Structured figure records
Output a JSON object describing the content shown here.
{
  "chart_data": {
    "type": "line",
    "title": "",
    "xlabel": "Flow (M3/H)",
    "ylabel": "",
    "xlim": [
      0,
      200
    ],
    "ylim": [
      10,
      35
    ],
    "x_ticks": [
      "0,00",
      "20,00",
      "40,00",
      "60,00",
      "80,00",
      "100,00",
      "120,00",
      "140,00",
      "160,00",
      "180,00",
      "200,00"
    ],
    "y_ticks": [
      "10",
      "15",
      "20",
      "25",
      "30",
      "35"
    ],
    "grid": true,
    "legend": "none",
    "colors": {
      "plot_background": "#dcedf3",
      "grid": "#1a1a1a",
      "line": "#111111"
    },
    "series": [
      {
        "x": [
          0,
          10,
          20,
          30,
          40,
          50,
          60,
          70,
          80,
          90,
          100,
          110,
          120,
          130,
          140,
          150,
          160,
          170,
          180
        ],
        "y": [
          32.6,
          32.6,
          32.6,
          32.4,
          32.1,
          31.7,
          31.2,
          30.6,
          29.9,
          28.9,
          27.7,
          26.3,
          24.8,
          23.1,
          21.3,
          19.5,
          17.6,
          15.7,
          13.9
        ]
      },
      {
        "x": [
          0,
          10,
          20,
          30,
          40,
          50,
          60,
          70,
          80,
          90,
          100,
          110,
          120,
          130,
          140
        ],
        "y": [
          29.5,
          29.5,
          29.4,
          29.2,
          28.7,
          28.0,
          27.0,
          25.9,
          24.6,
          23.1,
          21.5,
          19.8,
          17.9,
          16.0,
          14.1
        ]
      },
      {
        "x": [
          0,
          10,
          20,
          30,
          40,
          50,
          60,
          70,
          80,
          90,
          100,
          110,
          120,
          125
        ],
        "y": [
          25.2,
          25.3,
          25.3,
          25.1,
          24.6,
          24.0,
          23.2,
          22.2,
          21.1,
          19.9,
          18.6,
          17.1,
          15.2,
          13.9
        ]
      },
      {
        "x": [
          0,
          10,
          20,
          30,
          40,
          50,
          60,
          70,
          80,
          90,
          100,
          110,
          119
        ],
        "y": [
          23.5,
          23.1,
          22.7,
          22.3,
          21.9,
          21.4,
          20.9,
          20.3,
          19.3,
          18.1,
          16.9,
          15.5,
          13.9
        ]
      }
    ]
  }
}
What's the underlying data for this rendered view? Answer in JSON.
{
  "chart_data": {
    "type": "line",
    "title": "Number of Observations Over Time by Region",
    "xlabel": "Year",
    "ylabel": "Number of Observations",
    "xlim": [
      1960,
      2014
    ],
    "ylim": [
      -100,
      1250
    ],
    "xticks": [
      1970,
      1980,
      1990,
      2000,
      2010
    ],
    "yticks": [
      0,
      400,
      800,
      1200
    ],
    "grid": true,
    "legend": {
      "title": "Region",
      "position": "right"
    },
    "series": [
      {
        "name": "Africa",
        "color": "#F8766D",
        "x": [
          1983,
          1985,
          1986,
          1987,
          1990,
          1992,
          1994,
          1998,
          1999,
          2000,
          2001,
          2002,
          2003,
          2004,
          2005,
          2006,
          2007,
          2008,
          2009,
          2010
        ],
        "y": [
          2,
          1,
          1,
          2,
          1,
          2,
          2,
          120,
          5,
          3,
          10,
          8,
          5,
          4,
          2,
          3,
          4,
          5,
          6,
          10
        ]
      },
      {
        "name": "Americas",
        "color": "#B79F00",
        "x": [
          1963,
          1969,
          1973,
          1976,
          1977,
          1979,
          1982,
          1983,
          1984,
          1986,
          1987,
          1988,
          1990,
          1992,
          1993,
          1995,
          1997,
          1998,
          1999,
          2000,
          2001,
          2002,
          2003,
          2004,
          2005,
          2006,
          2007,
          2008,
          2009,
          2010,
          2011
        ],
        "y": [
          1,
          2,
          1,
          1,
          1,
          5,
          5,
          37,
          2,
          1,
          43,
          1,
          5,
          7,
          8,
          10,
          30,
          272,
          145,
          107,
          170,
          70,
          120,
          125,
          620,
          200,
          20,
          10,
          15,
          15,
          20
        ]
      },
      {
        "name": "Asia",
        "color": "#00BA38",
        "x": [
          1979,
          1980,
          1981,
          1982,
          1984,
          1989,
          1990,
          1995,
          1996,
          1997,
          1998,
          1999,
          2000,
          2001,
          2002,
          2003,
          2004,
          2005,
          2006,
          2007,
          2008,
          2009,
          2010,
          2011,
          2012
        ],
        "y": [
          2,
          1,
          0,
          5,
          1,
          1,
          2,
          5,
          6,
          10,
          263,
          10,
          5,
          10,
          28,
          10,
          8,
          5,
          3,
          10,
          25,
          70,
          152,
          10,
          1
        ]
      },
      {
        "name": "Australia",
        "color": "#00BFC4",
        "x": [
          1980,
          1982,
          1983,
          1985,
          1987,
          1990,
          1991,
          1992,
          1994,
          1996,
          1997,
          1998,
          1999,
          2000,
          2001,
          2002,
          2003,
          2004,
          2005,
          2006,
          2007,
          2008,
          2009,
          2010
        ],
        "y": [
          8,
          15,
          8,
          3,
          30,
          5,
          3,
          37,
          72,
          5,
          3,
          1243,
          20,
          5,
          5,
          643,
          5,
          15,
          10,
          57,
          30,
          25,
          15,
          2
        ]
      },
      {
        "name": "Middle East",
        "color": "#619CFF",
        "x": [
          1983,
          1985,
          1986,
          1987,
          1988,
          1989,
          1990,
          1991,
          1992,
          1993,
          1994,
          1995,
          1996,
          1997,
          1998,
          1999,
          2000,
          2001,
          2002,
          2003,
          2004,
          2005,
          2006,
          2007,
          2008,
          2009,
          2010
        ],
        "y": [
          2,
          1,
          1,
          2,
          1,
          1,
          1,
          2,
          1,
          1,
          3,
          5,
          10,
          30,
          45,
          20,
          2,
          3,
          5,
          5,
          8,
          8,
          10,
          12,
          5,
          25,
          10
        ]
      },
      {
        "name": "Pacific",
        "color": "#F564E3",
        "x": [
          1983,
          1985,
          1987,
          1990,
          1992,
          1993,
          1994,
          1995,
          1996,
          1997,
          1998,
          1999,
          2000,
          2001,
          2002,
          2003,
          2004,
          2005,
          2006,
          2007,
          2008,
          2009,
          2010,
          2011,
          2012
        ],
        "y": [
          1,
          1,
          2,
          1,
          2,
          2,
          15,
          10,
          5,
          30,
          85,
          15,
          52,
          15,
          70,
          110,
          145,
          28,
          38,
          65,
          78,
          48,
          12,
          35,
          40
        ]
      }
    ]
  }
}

- _Stated task_:
From the records above, extract everything verbatim.

- _Task output_:
Output a JSON object describing the content shown here.
{
  "chart_data": {
    "type": "line",
    "title": "",
    "xlabel": "Flow (M3/H)",
    "ylabel": "",
    "xlim": [
      0,
      200
    ],
    "ylim": [
      10,
      35
    ],
    "x_ticks": [
      "0,00",
      "20,00",
      "40,00",
      "60,00",
      "80,00",
      "100,00",
      "120,00",
      "140,00",
      "160,00",
      "180,00",
      "200,00"
    ],
    "y_ticks": [
      "10",
      "15",
      "20",
      "25",
      "30",
      "35"
    ],
    "grid": true,
    "legend": "none",
    "colors": {
      "plot_background": "#dcedf3",
      "grid": "#1a1a1a",
      "line": "#111111"
    },
    "series": [
      {
        "x": [
          0,
          10,
          20,
          30,
          40,
          50,
          60,
          70,
          80,
          90,
          100,
          110,
          120,
          130,
          140,
          150,
          160,
          170,
          180
        ],
        "y": [
          32.6,
          32.6,
          32.6,
          32.4,
          32.1,
          31.7,
          31.2,
          30.6,
          29.9,
          28.9,
          27.7,
          26.3,
          24.8,
          23.1,
          21.3,
          19.5,
          17.6,
          15.7,
          13.9
        ]
      },
      {
        "x": [
          0,
          10,
          20,
          30,
          40,
          50,
          60,
          70,
          80,
          90,
          100,
          110,
          120,
          130,
          140
        ],
        "y": [
          29.5,
          29.5,
          29.4,
          29.2,
          28.7,
          28.0,
          27.0,
          25.9,
          24.6,
          23.1,
          21.5,
          19.8,
          17.9,
          16.0,
          14.1
        ]
      },
      {
        "x": [
          0,
          10,
          20,
          30,
          40,
          50,
          60,
          70,
          80,
          90,
          100,
          110,
          120,
          125
        ],
        "y": [
          25.2,
          25.3,
          25.3,
          25.1,
          24.6,
          24.0,
          23.2,
          22.2,
          21.1,
          19.9,
          18.6,
          17.1,
          15.2,
          13.9
        ]
      },
      {
        "x": [
          0,
          10,
          20,
          30,
          40,
          50,
          60,
          70,
          80,
          90,
          100,
          110,
          119
        ],
        "y": [
          23.5,
          23.1,
          22.7,
          22.3,
          21.9,
          21.4,
          20.9,
          20.3,
          19.3,
          18.1,
          16.9,
          15.5,
          13.9
        ]
      }
    ]
  }
}
What's the underlying data for this rendered view? Answer in JSON.
{
  "chart_data": {
    "type": "line",
    "title": "Number of Observations Over Time by Region",
    "xlabel": "Year",
    "ylabel": "Number of Observations",
    "xlim": [
      1960,
      2014
    ],
    "ylim": [
      -100,
      1250
    ],
    "xticks": [
      1970,
      1980,
      1990,
      2000,
      2010
    ],
    "yticks": [
      0,
      400,
      800,
      1200
    ],
    "grid": true,
    "legend": {
      "title": "Region",
      "position": "right"
    },
    "series": [
      {
        "name": "Africa",
        "color": "#F8766D",
        "x": [
          1983,
          1985,
          1986,
          1987,
          1990,
          1992,
          1994,
          1998,
          1999,
          2000,
          2001,
          2002,
          2003,
          2004,
          2005,
          2006,
          2007,
          2008,
          2009,
          2010
        ],
        "y": [
          2,
          1,
          1,
          2,
          1,
          2,
          2,
          120,
          5,
          3,
          10,
          8,
          5,
          4,
          2,
          3,
          4,
          5,
          6,
          10
        ]
      },
      {
        "name": "Americas",
        "color": "#B79F00",
        "x": [
          1963,
          1969,
          1973,
          1976,
          1977,
          1979,
          1982,
          1983,
          1984,
          1986,
          1987,
          1988,
          1990,
          1992,
          1993,
          1995,
          1997,
          1998,
          1999,
          2000,
          2001,
          2002,
          2003,
          2004,
          2005,
          2006,
          2007,
          2008,
          2009,
          2010,
          2011
        ],
        "y": [
          1,
          2,
          1,
          1,
          1,
          5,
          5,
          37,
          2,
          1,
          43,
          1,
          5,
          7,
          8,
          10,
          30,
          272,
          145,
          107,
          170,
          70,
          120,
          125,
          620,
          200,
          20,
          10,
          15,
          15,
          20
        ]
      },
      {
        "name": "Asia",
        "color": "#00BA38",
        "x": [
          1979,
          1980,
          1981,
          1982,
          1984,
          1989,
          1990,
          1995,
          1996,
          1997,
          1998,
          1999,
          2000,
          2001,
          2002,
          2003,
          2004,
          2005,
          2006,
          2007,
          2008,
          2009,
          2010,
          2011,
          2012
        ],
        "y": [
          2,
          1,
          0,
          5,
          1,
          1,
          2,
          5,
          6,
          10,
          263,
          10,
          5,
          10,
          28,
          10,
          8,
          5,
          3,
          10,
          25,
          70,
          152,
          10,
          1
        ]
      },
      {
        "name": "Australia",
        "color": "#00BFC4",
        "x": [
          1980,
          1982,
          1983,
          1985,
          1987,
          1990,
          1991,
          1992,
          1994,
          1996,
          1997,
          1998,
          1999,
          2000,
          2001,
          2002,
          2003,
          2004,
          2005,
          2006,
          2007,
          2008,
          2009,
          2010
        ],
        "y": [
          8,
          15,
          8,
          3,
          30,
          5,
          3,
          37,
          72,
          5,
          3,
          1243,
          20,
          5,
          5,
          643,
          5,
          15,
          10,
          57,
          30,
          25,
          15,
          2
        ]
      },
      {
        "name": "Middle East",
        "color": "#619CFF",
        "x": [
          1983,
          1985,
          1986,
          1987,
          1988,
          1989,
          1990,
          1991,
          1992,
          1993,
          1994,
          1995,
          1996,
          1997,
          1998,
          1999,
          2000,
          2001,
          2002,
          2003,
          2004,
          2005,
          2006,
          2007,
          2008,
          2009,
          2010
        ],
        "y": [
          2,
          1,
          1,
          2,
          1,
          1,
          1,
          2,
          1,
          1,
          3,
          5,
          10,
          30,
          45,
          20,
          2,
          3,
          5,
          5,
          8,
          8,
          10,
          12,
          5,
          25,
          10
        ]
      },
      {
        "name": "Pacific",
        "color": "#F564E3",
        "x": [
          1983,
          1985,
          1987,
          1990,
          1992,
          1993,
          1994,
          1995,
          1996,
          1997,
          1998,
          1999,
          2000,
          2001,
          2002,
          2003,
          2004,
          2005,
          2006,
          2007,
          2008,
          2009,
          2010,
          2011,
          2012
        ],
        "y": [
          1,
          1,
          2,
          1,
          2,
          2,
          15,
          10,
          5,
          30,
          85,
          15,
          52,
          15,
          70,
          110,
          145,
          28,
          38,
          65,
          78,
          48,
          12,
          35,
          40
        ]
      }
    ]
  }
}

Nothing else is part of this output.